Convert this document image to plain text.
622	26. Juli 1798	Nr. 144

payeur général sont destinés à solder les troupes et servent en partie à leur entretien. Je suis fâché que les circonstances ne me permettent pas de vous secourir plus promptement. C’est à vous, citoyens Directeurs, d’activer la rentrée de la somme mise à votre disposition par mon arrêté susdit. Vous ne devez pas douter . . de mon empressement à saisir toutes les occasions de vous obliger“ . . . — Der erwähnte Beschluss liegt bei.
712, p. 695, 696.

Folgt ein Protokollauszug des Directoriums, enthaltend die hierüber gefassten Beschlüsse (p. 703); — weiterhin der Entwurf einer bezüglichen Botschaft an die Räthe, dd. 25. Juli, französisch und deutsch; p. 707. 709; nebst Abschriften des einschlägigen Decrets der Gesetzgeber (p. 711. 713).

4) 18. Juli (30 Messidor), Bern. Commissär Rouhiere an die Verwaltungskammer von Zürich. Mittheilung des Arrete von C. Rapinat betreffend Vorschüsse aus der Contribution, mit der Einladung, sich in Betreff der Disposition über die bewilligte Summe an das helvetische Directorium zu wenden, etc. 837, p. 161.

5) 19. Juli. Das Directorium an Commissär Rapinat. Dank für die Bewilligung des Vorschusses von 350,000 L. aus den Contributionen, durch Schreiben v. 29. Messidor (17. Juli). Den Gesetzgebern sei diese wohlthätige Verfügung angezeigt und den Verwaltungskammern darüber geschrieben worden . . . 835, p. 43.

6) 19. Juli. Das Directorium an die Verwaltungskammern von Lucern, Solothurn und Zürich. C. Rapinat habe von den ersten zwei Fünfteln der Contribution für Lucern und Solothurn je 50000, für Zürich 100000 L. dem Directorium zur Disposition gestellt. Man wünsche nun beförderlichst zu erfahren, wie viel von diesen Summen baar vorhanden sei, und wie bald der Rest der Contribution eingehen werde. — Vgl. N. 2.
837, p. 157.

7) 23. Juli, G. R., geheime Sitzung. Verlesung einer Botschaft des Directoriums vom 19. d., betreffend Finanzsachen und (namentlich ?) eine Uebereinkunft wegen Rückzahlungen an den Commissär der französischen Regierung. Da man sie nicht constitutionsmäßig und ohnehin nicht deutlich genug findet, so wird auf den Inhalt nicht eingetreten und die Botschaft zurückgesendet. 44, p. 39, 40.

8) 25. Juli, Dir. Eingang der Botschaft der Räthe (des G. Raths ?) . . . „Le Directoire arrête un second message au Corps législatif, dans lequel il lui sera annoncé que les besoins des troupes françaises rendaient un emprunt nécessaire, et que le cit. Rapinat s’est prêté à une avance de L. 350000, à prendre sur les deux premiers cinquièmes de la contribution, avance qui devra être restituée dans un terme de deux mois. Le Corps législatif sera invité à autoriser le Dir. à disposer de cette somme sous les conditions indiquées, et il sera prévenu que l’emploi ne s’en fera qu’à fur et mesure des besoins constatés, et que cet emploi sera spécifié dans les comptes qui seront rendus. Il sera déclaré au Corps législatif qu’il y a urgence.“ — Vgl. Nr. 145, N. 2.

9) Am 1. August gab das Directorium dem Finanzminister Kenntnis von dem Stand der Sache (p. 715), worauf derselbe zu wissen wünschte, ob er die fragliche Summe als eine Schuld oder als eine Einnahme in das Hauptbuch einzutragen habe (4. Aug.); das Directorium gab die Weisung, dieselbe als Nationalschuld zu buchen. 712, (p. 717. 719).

+++

Task prompt: Check each line of the entries for the string "Directoriums". Copy the lines that have it.

Task output:
Folgt ein Protokollauszug des Directoriums, enthaltend die hierüber gefassten Beschlüsse (p. 703); — weiterhin der Entwurf einer bezüglichen Botschaft an die Räthe, dd. 25. Juli, französisch und deutsch; p. 707. 709; nebst Abschriften des einschlägigen Decrets der Gesetzgeber (p. 711. 713).
7) 23. Juli, G. R., geheime Sitzung. Verlesung einer Botschaft des Directoriums vom 19. d., betreffend Finanzsachen und (namentlich ?) eine Uebereinkunft wegen Rückzahlungen an den Commissär der französischen Regierung. Da man sie nicht constitutionsmäßig und ohnehin nicht deutlich genug findet, so wird auf den Inhalt nicht eingetreten und die Botschaft zurückgesendet. 44, p. 39, 40.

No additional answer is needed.